Return the listing below in full, with every line exactly as it is.

Stored data entries:
##########

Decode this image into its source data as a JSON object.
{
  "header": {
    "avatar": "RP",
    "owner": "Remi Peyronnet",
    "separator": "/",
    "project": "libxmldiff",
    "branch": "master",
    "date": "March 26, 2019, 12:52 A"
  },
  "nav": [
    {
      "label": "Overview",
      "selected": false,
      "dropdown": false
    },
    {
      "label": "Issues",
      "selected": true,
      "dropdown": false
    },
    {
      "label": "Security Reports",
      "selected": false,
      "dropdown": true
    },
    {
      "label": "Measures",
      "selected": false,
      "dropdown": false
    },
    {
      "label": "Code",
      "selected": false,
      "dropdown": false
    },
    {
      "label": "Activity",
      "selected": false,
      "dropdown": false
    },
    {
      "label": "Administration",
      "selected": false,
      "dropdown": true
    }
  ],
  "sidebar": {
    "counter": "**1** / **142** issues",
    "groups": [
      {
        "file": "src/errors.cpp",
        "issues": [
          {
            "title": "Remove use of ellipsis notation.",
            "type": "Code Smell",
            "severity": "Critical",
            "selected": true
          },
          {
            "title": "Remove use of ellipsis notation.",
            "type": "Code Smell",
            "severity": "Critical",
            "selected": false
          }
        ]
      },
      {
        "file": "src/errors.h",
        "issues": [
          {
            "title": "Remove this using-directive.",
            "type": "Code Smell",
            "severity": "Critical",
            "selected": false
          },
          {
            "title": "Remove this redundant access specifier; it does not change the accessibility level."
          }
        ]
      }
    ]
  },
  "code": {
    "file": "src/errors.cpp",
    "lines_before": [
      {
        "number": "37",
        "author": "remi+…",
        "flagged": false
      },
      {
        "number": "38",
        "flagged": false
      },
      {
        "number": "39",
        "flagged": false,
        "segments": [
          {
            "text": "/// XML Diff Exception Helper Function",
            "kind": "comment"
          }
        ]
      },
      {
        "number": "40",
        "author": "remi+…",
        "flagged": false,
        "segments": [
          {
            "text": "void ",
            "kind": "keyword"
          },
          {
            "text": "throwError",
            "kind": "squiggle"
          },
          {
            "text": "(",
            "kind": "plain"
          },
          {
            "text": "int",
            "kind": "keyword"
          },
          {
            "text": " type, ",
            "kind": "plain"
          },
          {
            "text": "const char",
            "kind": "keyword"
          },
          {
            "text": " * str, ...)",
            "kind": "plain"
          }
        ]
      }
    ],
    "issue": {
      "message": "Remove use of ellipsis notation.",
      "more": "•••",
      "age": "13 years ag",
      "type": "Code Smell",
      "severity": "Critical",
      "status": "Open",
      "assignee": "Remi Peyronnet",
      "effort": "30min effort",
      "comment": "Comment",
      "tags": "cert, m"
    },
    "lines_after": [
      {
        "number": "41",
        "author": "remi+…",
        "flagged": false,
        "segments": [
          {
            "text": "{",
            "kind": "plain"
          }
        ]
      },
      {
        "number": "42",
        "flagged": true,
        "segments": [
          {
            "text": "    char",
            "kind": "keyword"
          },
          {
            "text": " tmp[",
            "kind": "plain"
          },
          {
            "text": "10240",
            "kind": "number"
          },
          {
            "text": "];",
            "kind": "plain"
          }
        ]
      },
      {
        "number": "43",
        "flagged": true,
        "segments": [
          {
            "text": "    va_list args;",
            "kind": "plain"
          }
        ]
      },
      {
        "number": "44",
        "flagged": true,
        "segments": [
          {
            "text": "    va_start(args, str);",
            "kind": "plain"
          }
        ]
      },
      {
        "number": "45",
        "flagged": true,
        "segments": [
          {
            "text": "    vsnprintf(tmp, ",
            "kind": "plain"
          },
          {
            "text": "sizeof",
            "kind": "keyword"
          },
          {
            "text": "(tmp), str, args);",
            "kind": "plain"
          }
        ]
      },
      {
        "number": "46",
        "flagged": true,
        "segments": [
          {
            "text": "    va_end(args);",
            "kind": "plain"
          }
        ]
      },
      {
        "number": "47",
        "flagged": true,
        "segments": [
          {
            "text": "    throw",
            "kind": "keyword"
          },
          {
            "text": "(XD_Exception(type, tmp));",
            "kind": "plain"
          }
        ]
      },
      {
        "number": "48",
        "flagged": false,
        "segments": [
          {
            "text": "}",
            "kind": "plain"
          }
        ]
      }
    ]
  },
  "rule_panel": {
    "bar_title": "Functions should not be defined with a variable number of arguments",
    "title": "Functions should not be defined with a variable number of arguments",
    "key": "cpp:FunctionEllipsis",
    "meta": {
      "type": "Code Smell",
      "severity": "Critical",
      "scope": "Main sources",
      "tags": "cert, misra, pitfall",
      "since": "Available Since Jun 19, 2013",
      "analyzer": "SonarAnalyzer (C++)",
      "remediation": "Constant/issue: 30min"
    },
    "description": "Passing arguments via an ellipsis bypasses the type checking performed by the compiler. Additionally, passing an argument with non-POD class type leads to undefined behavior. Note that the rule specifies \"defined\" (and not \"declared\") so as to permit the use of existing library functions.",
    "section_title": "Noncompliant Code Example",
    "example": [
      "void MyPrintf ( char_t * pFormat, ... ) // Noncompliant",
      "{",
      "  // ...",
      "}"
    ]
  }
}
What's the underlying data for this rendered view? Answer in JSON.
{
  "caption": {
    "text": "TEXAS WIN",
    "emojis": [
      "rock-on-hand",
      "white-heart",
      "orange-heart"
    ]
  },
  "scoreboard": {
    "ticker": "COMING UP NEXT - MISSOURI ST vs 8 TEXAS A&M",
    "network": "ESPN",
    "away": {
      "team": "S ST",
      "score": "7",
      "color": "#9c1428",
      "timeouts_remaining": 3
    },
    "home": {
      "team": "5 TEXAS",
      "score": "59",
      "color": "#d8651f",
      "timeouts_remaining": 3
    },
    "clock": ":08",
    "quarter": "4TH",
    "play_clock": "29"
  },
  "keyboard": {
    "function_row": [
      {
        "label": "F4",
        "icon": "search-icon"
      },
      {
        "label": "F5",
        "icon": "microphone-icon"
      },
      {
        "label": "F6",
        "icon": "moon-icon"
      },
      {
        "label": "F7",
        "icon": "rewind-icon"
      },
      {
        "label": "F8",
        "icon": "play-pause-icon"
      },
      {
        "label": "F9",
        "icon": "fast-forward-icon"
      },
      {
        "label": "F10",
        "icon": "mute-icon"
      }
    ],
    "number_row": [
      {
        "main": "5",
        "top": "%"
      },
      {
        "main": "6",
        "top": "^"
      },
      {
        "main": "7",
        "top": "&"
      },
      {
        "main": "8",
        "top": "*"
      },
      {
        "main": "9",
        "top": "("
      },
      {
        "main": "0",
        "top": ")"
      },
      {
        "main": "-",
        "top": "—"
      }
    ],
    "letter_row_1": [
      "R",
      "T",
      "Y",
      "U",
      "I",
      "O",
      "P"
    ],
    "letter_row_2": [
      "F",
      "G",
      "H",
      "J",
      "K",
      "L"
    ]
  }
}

##########

*ANSWER TO THIS EXERCISE*:
Decode this image into its source data as a JSON object.
{
  "header": {
    "avatar": "RP",
    "owner": "Remi Peyronnet",
    "separator": "/",
    "project": "libxmldiff",
    "branch": "master",
    "date": "March 26, 2019, 12:52 A"
  },
  "nav": [
    {
      "label": "Overview",
      "selected": false,
      "dropdown": false
    },
    {
      "label": "Issues",
      "selected": true,
      "dropdown": false
    },
    {
      "label": "Security Reports",
      "selected": false,
      "dropdown": true
    },
    {
      "label": "Measures",
      "selected": false,
      "dropdown": false
    },
    {
      "label": "Code",
      "selected": false,
      "dropdown": false
    },
    {
      "label": "Activity",
      "selected": false,
      "dropdown": false
    },
    {
      "label": "Administration",
      "selected": false,
      "dropdown": true
    }
  ],
  "sidebar": {
    "counter": "**1** / **142** issues",
    "groups": [
      {
        "file": "src/errors.cpp",
        "issues": [
          {
            "title": "Remove use of ellipsis notation.",
            "type": "Code Smell",
            "severity": "Critical",
            "selected": true
          },
          {
            "title": "Remove use of ellipsis notation.",
            "type": "Code Smell",
            "severity": "Critical",
            "selected": false
          }
        ]
      },
      {
        "file": "src/errors.h",
        "issues": [
          {
            "title": "Remove this using-directive.",
            "type": "Code Smell",
            "severity": "Critical",
            "selected": false
          },
          {
            "title": "Remove this redundant access specifier; it does not change the accessibility level."
          }
        ]
      }
    ]
  },
  "code": {
    "file": "src/errors.cpp",
    "lines_before": [
      {
        "number": "37",
        "author": "remi+…",
        "flagged": false
      },
      {
        "number": "38",
        "flagged": false
      },
      {
        "number": "39",
        "flagged": false,
        "segments": [
          {
            "text": "/// XML Diff Exception Helper Function",
            "kind": "comment"
          }
        ]
      },
      {
        "number": "40",
        "author": "remi+…",
        "flagged": false,
        "segments": [
          {
            "text": "void ",
            "kind": "keyword"
          },
          {
            "text": "throwError",
            "kind": "squiggle"
          },
          {
            "text": "(",
            "kind": "plain"
          },
          {
            "text": "int",
            "kind": "keyword"
          },
          {
            "text": " type, ",
            "kind": "plain"
          },
          {
            "text": "const char",
            "kind": "keyword"
          },
          {
            "text": " * str, ...)",
            "kind": "plain"
          }
        ]
      }
    ],
    "issue": {
      "message": "Remove use of ellipsis notation.",
      "more": "•••",
      "age": "13 years ag",
      "type": "Code Smell",
      "severity": "Critical",
      "status": "Open",
      "assignee": "Remi Peyronnet",
      "effort": "30min effort",
      "comment": "Comment",
      "tags": "cert, m"
    },
    "lines_after": [
      {
        "number": "41",
        "author": "remi+…",
        "flagged": false,
        "segments": [
          {
            "text": "{",
            "kind": "plain"
          }
        ]
      },
      {
        "number": "42",
        "flagged": true,
        "segments": [
          {
            "text": "    char",
            "kind": "keyword"
          },
          {
            "text": " tmp[",
            "kind": "plain"
          },
          {
            "text": "10240",
            "kind": "number"
          },
          {
            "text": "];",
            "kind": "plain"
          }
        ]
      },
      {
        "number": "43",
        "flagged": true,
        "segments": [
          {
            "text": "    va_list args;",
            "kind": "plain"
          }
        ]
      },
      {
        "number": "44",
        "flagged": true,
        "segments": [
          {
            "text": "    va_start(args, str);",
            "kind": "plain"
          }
        ]
      },
      {
        "number": "45",
        "flagged": true,
        "segments": [
          {
            "text": "    vsnprintf(tmp, ",
            "kind": "plain"
          },
          {
            "text": "sizeof",
            "kind": "keyword"
          },
          {
            "text": "(tmp), str, args);",
            "kind": "plain"
          }
        ]
      },
      {
        "number": "46",
        "flagged": true,
        "segments": [
          {
            "text": "    va_end(args);",
            "kind": "plain"
          }
        ]
      },
      {
        "number": "47",
        "flagged": true,
        "segments": [
          {
            "text": "    throw",
            "kind": "keyword"
          },
          {
            "text": "(XD_Exception(type, tmp));",
            "kind": "plain"
          }
        ]
      },
      {
        "number": "48",
        "flagged": false,
        "segments": [
          {
            "text": "}",
            "kind": "plain"
          }
        ]
      }
    ]
  },
  "rule_panel": {
    "bar_title": "Functions should not be defined with a variable number of arguments",
    "title": "Functions should not be defined with a variable number of arguments",
    "key": "cpp:FunctionEllipsis",
    "meta": {
      "type": "Code Smell",
      "severity": "Critical",
      "scope": "Main sources",
      "tags": "cert, misra, pitfall",
      "since": "Available Since Jun 19, 2013",
      "analyzer": "SonarAnalyzer (C++)",
      "remediation": "Constant/issue: 30min"
    },
    "description": "Passing arguments via an ellipsis bypasses the type checking performed by the compiler. Additionally, passing an argument with non-POD class type leads to undefined behavior. Note that the rule specifies \"defined\" (and not \"declared\") so as to permit the use of existing library functions.",
    "section_title": "Noncompliant Code Example",
    "example": [
      "void MyPrintf ( char_t * pFormat, ... ) // Noncompliant",
      "{",
      "  // ...",
      "}"
    ]
  }
}
What's the underlying data for this rendered view? Answer in JSON.
{
  "caption": {
    "text": "TEXAS WIN",
    "emojis": [
      "rock-on-hand",
      "white-heart",
      "orange-heart"
    ]
  },
  "scoreboard": {
    "ticker": "COMING UP NEXT - MISSOURI ST vs 8 TEXAS A&M",
    "network": "ESPN",
    "away": {
      "team": "S ST",
      "score": "7",
      "color": "#9c1428",
      "timeouts_remaining": 3
    },
    "home": {
      "team": "5 TEXAS",
      "score": "59",
      "color": "#d8651f",
      "timeouts_remaining": 3
    },
    "clock": ":08",
    "quarter": "4TH",
    "play_clock": "29"
  },
  "keyboard": {
    "function_row": [
      {
        "label": "F4",
        "icon": "search-icon"
      },
      {
        "label": "F5",
        "icon": "microphone-icon"
      },
      {
        "label": "F6",
        "icon": "moon-icon"
      },
      {
        "label": "F7",
        "icon": "rewind-icon"
      },
      {
        "label": "F8",
        "icon": "play-pause-icon"
      },
      {
        "label": "F9",
        "icon": "fast-forward-icon"
      },
      {
        "label": "F10",
        "icon": "mute-icon"
      }
    ],
    "number_row": [
      {
        "main": "5",
        "top": "%"
      },
      {
        "main": "6",
        "top": "^"
      },
      {
        "main": "7",
        "top": "&"
      },
      {
        "main": "8",
        "top": "*"
      },
      {
        "main": "9",
        "top": "("
      },
      {
        "main": "0",
        "top": ")"
      },
      {
        "main": "-",
        "top": "—"
      }
    ],
    "letter_row_1": [
      "R",
      "T",
      "Y",
      "U",
      "I",
      "O",
      "P"
    ],
    "letter_row_2": [
      "F",
      "G",
      "H",
      "J",
      "K",
      "L"
    ]
  }
}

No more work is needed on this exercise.